STATED EXERCISE: Reproduce every line of the listing as written, apart from the pictures.

Data records
━━━━━━━━━━━━━━━━━━━━

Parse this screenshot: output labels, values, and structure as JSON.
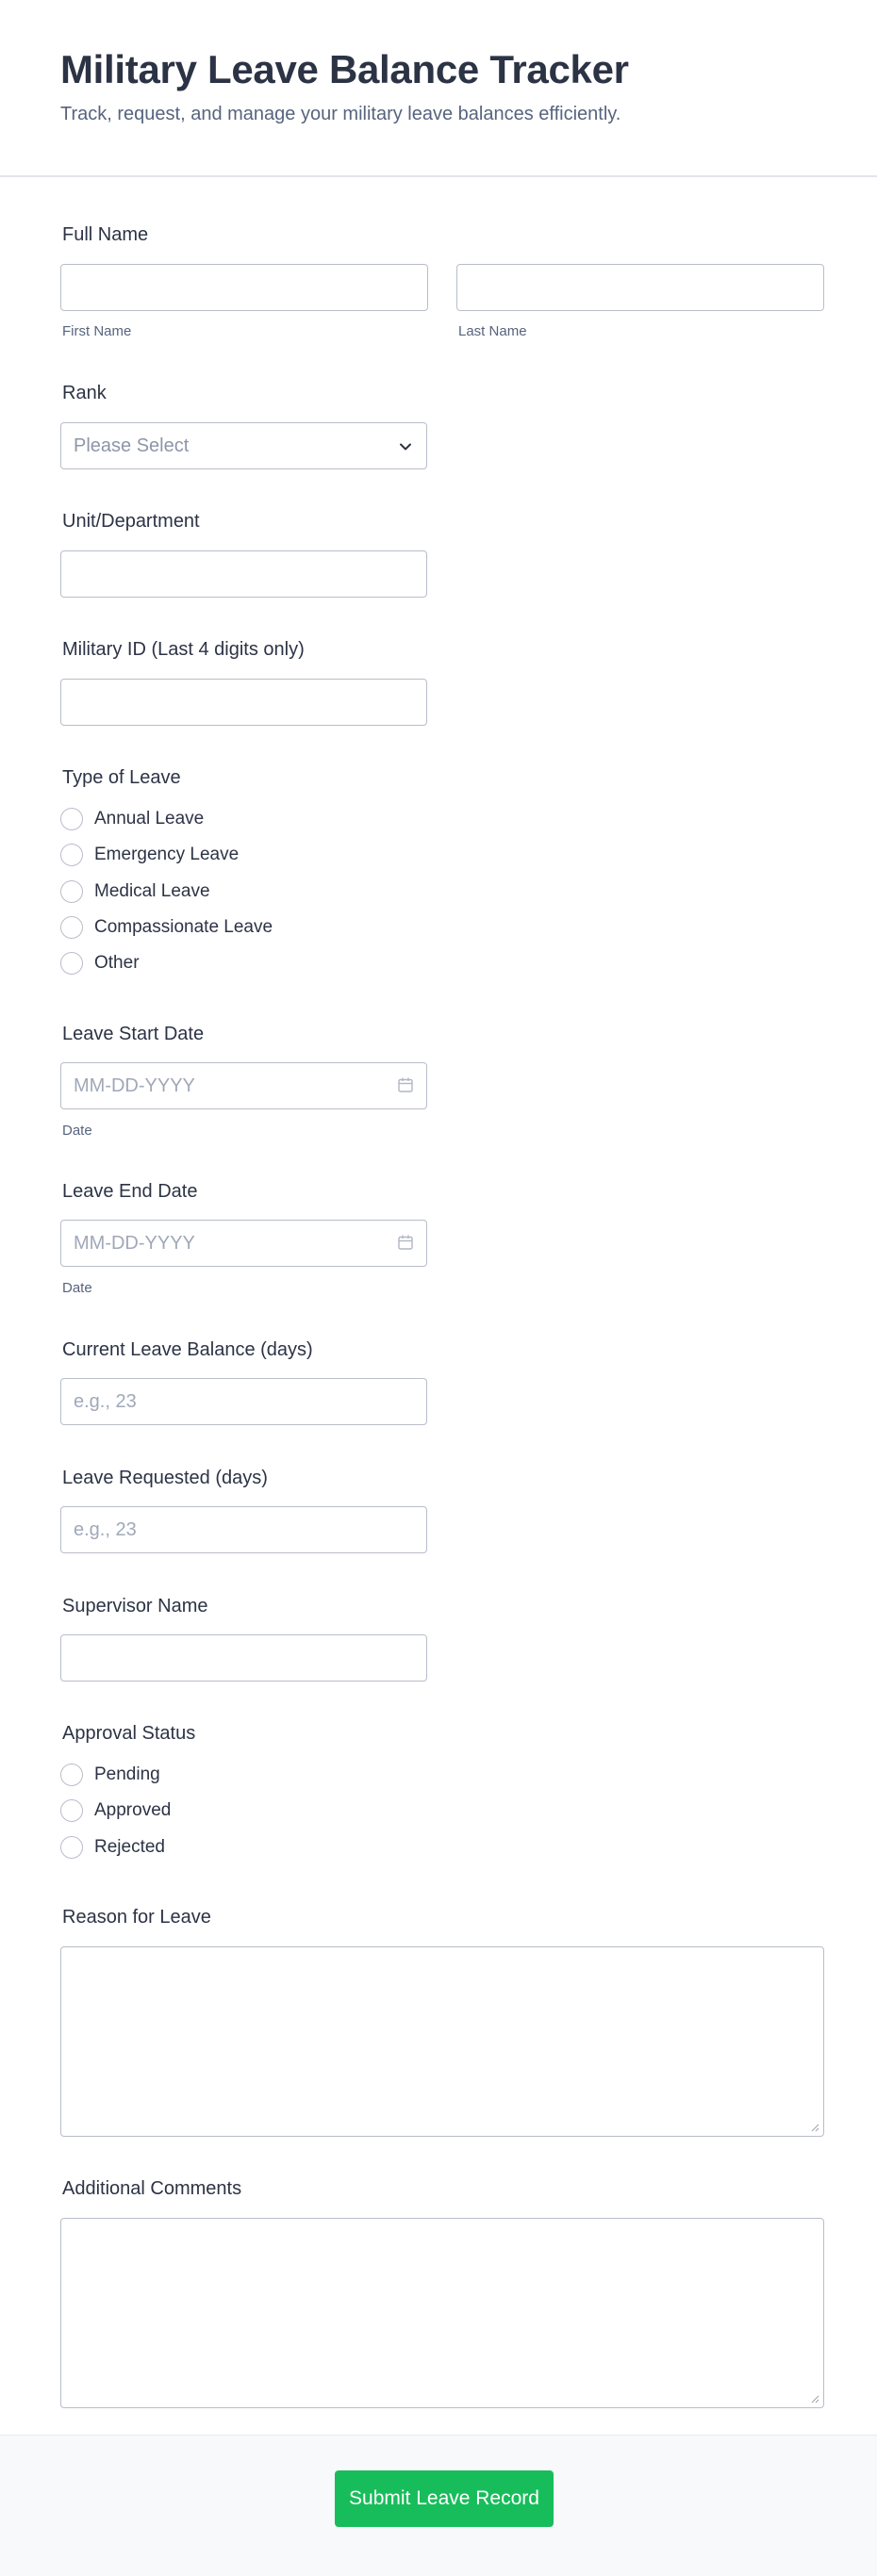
{
  "form": {
    "title": "Military Leave Balance Tracker",
    "subtitle": "Track, request, and manage your military leave balances efficiently."
  },
  "fields": {
    "full_name": {
      "label": "Full Name",
      "first_sublabel": "First Name",
      "last_sublabel": "Last Name",
      "first_value": "",
      "last_value": ""
    },
    "rank": {
      "label": "Rank",
      "selected": "Please Select"
    },
    "unit": {
      "label": "Unit/Department",
      "value": ""
    },
    "military_id": {
      "label": "Military ID (Last 4 digits only)",
      "value": ""
    },
    "leave_type": {
      "label": "Type of Leave",
      "options": [
        "Annual Leave",
        "Emergency Leave",
        "Medical Leave",
        "Compassionate Leave",
        "Other"
      ]
    },
    "start_date": {
      "label": "Leave Start Date",
      "placeholder": "MM-DD-YYYY",
      "sublabel": "Date"
    },
    "end_date": {
      "label": "Leave End Date",
      "placeholder": "MM-DD-YYYY",
      "sublabel": "Date"
    },
    "current_balance": {
      "label": "Current Leave Balance (days)",
      "placeholder": "e.g., 23"
    },
    "requested": {
      "label": "Leave Requested (days)",
      "placeholder": "e.g., 23"
    },
    "supervisor": {
      "label": "Supervisor Name",
      "value": ""
    },
    "approval_status": {
      "label": "Approval Status",
      "options": [
        "Pending",
        "Approved",
        "Rejected"
      ]
    },
    "reason": {
      "label": "Reason for Leave",
      "value": ""
    },
    "comments": {
      "label": "Additional Comments",
      "value": ""
    }
  },
  "submit": {
    "label": "Submit Leave Record"
  },
  "icons": {
    "select": "chevron-down-icon",
    "date": "calendar-icon",
    "textarea": "resize-grip-icon"
  },
  "colors": {
    "accent": "#18bd5b",
    "text": "#2c3345",
    "muted": "#57647e",
    "border": "#b8bdc9"
  }
}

━━━━━━━━━━━━━━━━━━━━

ANSWER BELOW:
Parse this screenshot: output labels, values, and structure as JSON.
{
  "form": {
    "title": "Military Leave Balance Tracker",
    "subtitle": "Track, request, and manage your military leave balances efficiently."
  },
  "fields": {
    "full_name": {
      "label": "Full Name",
      "first_sublabel": "First Name",
      "last_sublabel": "Last Name",
      "first_value": "",
      "last_value": ""
    },
    "rank": {
      "label": "Rank",
      "selected": "Please Select"
    },
    "unit": {
      "label": "Unit/Department",
      "value": ""
    },
    "military_id": {
      "label": "Military ID (Last 4 digits only)",
      "value": ""
    },
    "leave_type": {
      "label": "Type of Leave",
      "options": [
        "Annual Leave",
        "Emergency Leave",
        "Medical Leave",
        "Compassionate Leave",
        "Other"
      ]
    },
    "start_date": {
      "label": "Leave Start Date",
      "placeholder": "MM-DD-YYYY",
      "sublabel": "Date"
    },
    "end_date": {
      "label": "Leave End Date",
      "placeholder": "MM-DD-YYYY",
      "sublabel": "Date"
    },
    "current_balance": {
      "label": "Current Leave Balance (days)",
      "placeholder": "e.g., 23"
    },
    "requested": {
      "label": "Leave Requested (days)",
      "placeholder": "e.g., 23"
    },
    "supervisor": {
      "label": "Supervisor Name",
      "value": ""
    },
    "approval_status": {
      "label": "Approval Status",
      "options": [
        "Pending",
        "Approved",
        "Rejected"
      ]
    },
    "reason": {
      "label": "Reason for Leave",
      "value": ""
    },
    "comments": {
      "label": "Additional Comments",
      "value": ""
    }
  },
  "submit": {
    "label": "Submit Leave Record"
  },
  "icons": {
    "select": "chevron-down-icon",
    "date": "calendar-icon",
    "textarea": "resize-grip-icon"
  },
  "colors": {
    "accent": "#18bd5b",
    "text": "#2c3345",
    "muted": "#57647e",
    "border": "#b8bdc9"
  }
}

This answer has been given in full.